Structured figure records

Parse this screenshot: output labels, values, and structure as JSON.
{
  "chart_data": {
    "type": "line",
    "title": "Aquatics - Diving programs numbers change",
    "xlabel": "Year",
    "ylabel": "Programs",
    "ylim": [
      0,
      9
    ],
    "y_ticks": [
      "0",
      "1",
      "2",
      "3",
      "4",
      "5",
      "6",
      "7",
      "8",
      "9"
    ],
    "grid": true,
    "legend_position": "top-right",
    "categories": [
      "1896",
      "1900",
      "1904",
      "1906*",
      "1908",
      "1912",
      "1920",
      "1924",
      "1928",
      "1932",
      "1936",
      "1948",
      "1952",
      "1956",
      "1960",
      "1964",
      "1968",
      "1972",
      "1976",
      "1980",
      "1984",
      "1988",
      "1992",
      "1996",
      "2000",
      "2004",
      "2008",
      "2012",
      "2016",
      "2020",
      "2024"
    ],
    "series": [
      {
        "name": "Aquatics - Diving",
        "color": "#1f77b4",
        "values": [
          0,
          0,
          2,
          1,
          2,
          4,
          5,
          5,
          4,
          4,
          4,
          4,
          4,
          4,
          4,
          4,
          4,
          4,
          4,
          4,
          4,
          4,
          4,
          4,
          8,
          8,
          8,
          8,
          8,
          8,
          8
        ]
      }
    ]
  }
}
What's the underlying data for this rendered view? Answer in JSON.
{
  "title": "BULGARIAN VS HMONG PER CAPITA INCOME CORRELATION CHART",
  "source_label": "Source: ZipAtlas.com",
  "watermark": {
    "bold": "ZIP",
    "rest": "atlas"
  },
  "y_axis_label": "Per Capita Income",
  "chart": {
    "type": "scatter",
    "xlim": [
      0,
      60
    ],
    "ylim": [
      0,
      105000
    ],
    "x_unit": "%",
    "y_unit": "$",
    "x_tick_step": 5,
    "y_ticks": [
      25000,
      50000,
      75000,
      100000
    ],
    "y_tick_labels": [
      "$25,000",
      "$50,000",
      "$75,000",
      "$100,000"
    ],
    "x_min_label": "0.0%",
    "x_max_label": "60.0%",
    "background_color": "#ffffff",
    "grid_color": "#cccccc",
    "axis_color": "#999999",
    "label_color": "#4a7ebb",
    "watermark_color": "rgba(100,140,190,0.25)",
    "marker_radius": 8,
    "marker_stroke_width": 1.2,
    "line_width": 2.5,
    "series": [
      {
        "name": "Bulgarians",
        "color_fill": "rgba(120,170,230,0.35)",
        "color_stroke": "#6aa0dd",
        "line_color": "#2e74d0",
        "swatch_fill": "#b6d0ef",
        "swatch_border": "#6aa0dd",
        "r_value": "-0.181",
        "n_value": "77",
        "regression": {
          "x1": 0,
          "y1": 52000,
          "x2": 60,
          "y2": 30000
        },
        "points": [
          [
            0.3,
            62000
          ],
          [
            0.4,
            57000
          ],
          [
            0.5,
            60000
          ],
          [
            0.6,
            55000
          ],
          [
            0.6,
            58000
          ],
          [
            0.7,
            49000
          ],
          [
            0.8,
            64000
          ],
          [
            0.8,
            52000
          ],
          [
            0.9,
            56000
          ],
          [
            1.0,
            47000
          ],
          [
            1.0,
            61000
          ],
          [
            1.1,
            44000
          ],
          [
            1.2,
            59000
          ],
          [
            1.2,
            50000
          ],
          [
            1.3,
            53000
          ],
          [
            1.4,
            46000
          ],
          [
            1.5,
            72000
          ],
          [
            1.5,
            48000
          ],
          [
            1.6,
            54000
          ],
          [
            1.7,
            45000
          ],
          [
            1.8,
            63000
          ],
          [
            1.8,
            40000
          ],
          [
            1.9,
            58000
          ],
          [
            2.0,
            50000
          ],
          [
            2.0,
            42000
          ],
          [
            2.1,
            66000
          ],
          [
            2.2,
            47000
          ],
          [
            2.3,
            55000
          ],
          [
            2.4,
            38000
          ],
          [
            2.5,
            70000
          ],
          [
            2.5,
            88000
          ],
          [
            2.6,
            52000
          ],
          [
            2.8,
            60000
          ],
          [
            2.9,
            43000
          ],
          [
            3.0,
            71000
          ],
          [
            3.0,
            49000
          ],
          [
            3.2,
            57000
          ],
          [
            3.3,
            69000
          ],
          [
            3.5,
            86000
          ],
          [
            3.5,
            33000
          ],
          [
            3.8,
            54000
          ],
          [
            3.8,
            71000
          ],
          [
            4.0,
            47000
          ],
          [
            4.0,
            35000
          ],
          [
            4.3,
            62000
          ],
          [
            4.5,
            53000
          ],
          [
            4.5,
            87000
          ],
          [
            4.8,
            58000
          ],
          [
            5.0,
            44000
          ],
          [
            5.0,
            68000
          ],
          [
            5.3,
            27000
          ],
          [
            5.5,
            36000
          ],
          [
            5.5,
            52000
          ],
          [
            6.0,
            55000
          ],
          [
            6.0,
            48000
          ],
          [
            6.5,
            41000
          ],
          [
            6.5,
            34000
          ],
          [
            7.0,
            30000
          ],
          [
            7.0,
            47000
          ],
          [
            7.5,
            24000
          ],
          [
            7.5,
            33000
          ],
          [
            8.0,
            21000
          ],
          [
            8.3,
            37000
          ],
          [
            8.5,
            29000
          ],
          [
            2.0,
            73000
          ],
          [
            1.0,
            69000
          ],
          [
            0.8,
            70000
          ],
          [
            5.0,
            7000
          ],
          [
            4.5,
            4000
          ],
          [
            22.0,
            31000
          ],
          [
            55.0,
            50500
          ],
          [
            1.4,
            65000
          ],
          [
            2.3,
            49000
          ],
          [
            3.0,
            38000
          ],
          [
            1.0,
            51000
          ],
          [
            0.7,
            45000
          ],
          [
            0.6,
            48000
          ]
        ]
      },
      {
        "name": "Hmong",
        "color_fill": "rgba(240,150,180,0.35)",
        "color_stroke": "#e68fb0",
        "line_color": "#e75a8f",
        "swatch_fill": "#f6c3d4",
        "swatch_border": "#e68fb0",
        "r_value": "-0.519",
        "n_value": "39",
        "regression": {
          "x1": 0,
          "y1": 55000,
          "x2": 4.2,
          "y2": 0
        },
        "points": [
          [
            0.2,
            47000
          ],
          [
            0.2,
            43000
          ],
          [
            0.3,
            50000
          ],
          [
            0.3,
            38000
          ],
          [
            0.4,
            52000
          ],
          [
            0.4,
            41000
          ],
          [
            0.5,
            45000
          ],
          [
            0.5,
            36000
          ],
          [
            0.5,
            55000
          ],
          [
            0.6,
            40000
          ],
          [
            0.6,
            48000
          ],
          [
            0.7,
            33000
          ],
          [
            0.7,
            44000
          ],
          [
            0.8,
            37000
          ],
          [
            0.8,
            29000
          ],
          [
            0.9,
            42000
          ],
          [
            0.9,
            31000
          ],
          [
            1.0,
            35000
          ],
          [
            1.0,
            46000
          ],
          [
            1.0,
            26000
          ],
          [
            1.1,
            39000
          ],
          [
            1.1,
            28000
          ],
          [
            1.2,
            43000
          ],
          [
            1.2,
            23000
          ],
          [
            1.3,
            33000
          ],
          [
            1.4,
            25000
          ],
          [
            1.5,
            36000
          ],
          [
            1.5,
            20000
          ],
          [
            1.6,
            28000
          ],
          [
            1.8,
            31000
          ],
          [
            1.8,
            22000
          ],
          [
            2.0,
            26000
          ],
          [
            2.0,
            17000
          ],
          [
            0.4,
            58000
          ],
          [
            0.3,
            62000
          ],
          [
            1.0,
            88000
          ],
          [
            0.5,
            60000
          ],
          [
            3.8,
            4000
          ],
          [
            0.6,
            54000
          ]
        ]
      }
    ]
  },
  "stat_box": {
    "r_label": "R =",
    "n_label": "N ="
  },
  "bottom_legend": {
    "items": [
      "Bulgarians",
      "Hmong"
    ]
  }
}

The task:
Copy all of the data. Keep every word exactly as it is.

Answer:
Parse this screenshot: output labels, values, and structure as JSON.
{
  "chart_data": {
    "type": "line",
    "title": "Aquatics - Diving programs numbers change",
    "xlabel": "Year",
    "ylabel": "Programs",
    "ylim": [
      0,
      9
    ],
    "y_ticks": [
      "0",
      "1",
      "2",
      "3",
      "4",
      "5",
      "6",
      "7",
      "8",
      "9"
    ],
    "grid": true,
    "legend_position": "top-right",
    "categories": [
      "1896",
      "1900",
      "1904",
      "1906*",
      "1908",
      "1912",
      "1920",
      "1924",
      "1928",
      "1932",
      "1936",
      "1948",
      "1952",
      "1956",
      "1960",
      "1964",
      "1968",
      "1972",
      "1976",
      "1980",
      "1984",
      "1988",
      "1992",
      "1996",
      "2000",
      "2004",
      "2008",
      "2012",
      "2016",
      "2020",
      "2024"
    ],
    "series": [
      {
        "name": "Aquatics - Diving",
        "color": "#1f77b4",
        "values": [
          0,
          0,
          2,
          1,
          2,
          4,
          5,
          5,
          4,
          4,
          4,
          4,
          4,
          4,
          4,
          4,
          4,
          4,
          4,
          4,
          4,
          4,
          4,
          4,
          8,
          8,
          8,
          8,
          8,
          8,
          8
        ]
      }
    ]
  }
}
What's the underlying data for this rendered view? Answer in JSON.
{
  "title": "BULGARIAN VS HMONG PER CAPITA INCOME CORRELATION CHART",
  "source_label": "Source: ZipAtlas.com",
  "watermark": {
    "bold": "ZIP",
    "rest": "atlas"
  },
  "y_axis_label": "Per Capita Income",
  "chart": {
    "type": "scatter",
    "xlim": [
      0,
      60
    ],
    "ylim": [
      0,
      105000
    ],
    "x_unit": "%",
    "y_unit": "$",
    "x_tick_step": 5,
    "y_ticks": [
      25000,
      50000,
      75000,
      100000
    ],
    "y_tick_labels": [
      "$25,000",
      "$50,000",
      "$75,000",
      "$100,000"
    ],
    "x_min_label": "0.0%",
    "x_max_label": "60.0%",
    "background_color": "#ffffff",
    "grid_color": "#cccccc",
    "axis_color": "#999999",
    "label_color": "#4a7ebb",
    "watermark_color": "rgba(100,140,190,0.25)",
    "marker_radius": 8,
    "marker_stroke_width": 1.2,
    "line_width": 2.5,
    "series": [
      {
        "name": "Bulgarians",
        "color_fill": "rgba(120,170,230,0.35)",
        "color_stroke": "#6aa0dd",
        "line_color": "#2e74d0",
        "swatch_fill": "#b6d0ef",
        "swatch_border": "#6aa0dd",
        "r_value": "-0.181",
        "n_value": "77",
        "regression": {
          "x1": 0,
          "y1": 52000,
          "x2": 60,
          "y2": 30000
        },
        "points": [
          [
            0.3,
            62000
          ],
          [
            0.4,
            57000
          ],
          [
            0.5,
            60000
          ],
          [
            0.6,
            55000
          ],
          [
            0.6,
            58000
          ],
          [
            0.7,
            49000
          ],
          [
            0.8,
            64000
          ],
          [
            0.8,
            52000
          ],
          [
            0.9,
            56000
          ],
          [
            1.0,
            47000
          ],
          [
            1.0,
            61000
          ],
          [
            1.1,
            44000
          ],
          [
            1.2,
            59000
          ],
          [
            1.2,
            50000
          ],
          [
            1.3,
            53000
          ],
          [
            1.4,
            46000
          ],
          [
            1.5,
            72000
          ],
          [
            1.5,
            48000
          ],
          [
            1.6,
            54000
          ],
          [
            1.7,
            45000
          ],
          [
            1.8,
            63000
          ],
          [
            1.8,
            40000
          ],
          [
            1.9,
            58000
          ],
          [
            2.0,
            50000
          ],
          [
            2.0,
            42000
          ],
          [
            2.1,
            66000
          ],
          [
            2.2,
            47000
          ],
          [
            2.3,
            55000
          ],
          [
            2.4,
            38000
          ],
          [
            2.5,
            70000
          ],
          [
            2.5,
            88000
          ],
          [
            2.6,
            52000
          ],
          [
            2.8,
            60000
          ],
          [
            2.9,
            43000
          ],
          [
            3.0,
            71000
          ],
          [
            3.0,
            49000
          ],
          [
            3.2,
            57000
          ],
          [
            3.3,
            69000
          ],
          [
            3.5,
            86000
          ],
          [
            3.5,
            33000
          ],
          [
            3.8,
            54000
          ],
          [
            3.8,
            71000
          ],
          [
            4.0,
            47000
          ],
          [
            4.0,
            35000
          ],
          [
            4.3,
            62000
          ],
          [
            4.5,
            53000
          ],
          [
            4.5,
            87000
          ],
          [
            4.8,
            58000
          ],
          [
            5.0,
            44000
          ],
          [
            5.0,
            68000
          ],
          [
            5.3,
            27000
          ],
          [
            5.5,
            36000
          ],
          [
            5.5,
            52000
          ],
          [
            6.0,
            55000
          ],
          [
            6.0,
            48000
          ],
          [
            6.5,
            41000
          ],
          [
            6.5,
            34000
          ],
          [
            7.0,
            30000
          ],
          [
            7.0,
            47000
          ],
          [
            7.5,
            24000
          ],
          [
            7.5,
            33000
          ],
          [
            8.0,
            21000
          ],
          [
            8.3,
            37000
          ],
          [
            8.5,
            29000
          ],
          [
            2.0,
            73000
          ],
          [
            1.0,
            69000
          ],
          [
            0.8,
            70000
          ],
          [
            5.0,
            7000
          ],
          [
            4.5,
            4000
          ],
          [
            22.0,
            31000
          ],
          [
            55.0,
            50500
          ],
          [
            1.4,
            65000
          ],
          [
            2.3,
            49000
          ],
          [
            3.0,
            38000
          ],
          [
            1.0,
            51000
          ],
          [
            0.7,
            45000
          ],
          [
            0.6,
            48000
          ]
        ]
      },
      {
        "name": "Hmong",
        "color_fill": "rgba(240,150,180,0.35)",
        "color_stroke": "#e68fb0",
        "line_color": "#e75a8f",
        "swatch_fill": "#f6c3d4",
        "swatch_border": "#e68fb0",
        "r_value": "-0.519",
        "n_value": "39",
        "regression": {
          "x1": 0,
          "y1": 55000,
          "x2": 4.2,
          "y2": 0
        },
        "points": [
          [
            0.2,
            47000
          ],
          [
            0.2,
            43000
          ],
          [
            0.3,
            50000
          ],
          [
            0.3,
            38000
          ],
          [
            0.4,
            52000
          ],
          [
            0.4,
            41000
          ],
          [
            0.5,
            45000
          ],
          [
            0.5,
            36000
          ],
          [
            0.5,
            55000
          ],
          [
            0.6,
            40000
          ],
          [
            0.6,
            48000
          ],
          [
            0.7,
            33000
          ],
          [
            0.7,
            44000
          ],
          [
            0.8,
            37000
          ],
          [
            0.8,
            29000
          ],
          [
            0.9,
            42000
          ],
          [
            0.9,
            31000
          ],
          [
            1.0,
            35000
          ],
          [
            1.0,
            46000
          ],
          [
            1.0,
            26000
          ],
          [
            1.1,
            39000
          ],
          [
            1.1,
            28000
          ],
          [
            1.2,
            43000
          ],
          [
            1.2,
            23000
          ],
          [
            1.3,
            33000
          ],
          [
            1.4,
            25000
          ],
          [
            1.5,
            36000
          ],
          [
            1.5,
            20000
          ],
          [
            1.6,
            28000
          ],
          [
            1.8,
            31000
          ],
          [
            1.8,
            22000
          ],
          [
            2.0,
            26000
          ],
          [
            2.0,
            17000
          ],
          [
            0.4,
            58000
          ],
          [
            0.3,
            62000
          ],
          [
            1.0,
            88000
          ],
          [
            0.5,
            60000
          ],
          [
            3.8,
            4000
          ],
          [
            0.6,
            54000
          ]
        ]
      }
    ]
  },
  "stat_box": {
    "r_label": "R =",
    "n_label": "N ="
  },
  "bottom_legend": {
    "items": [
      "Bulgarians",
      "Hmong"
    ]
  }
}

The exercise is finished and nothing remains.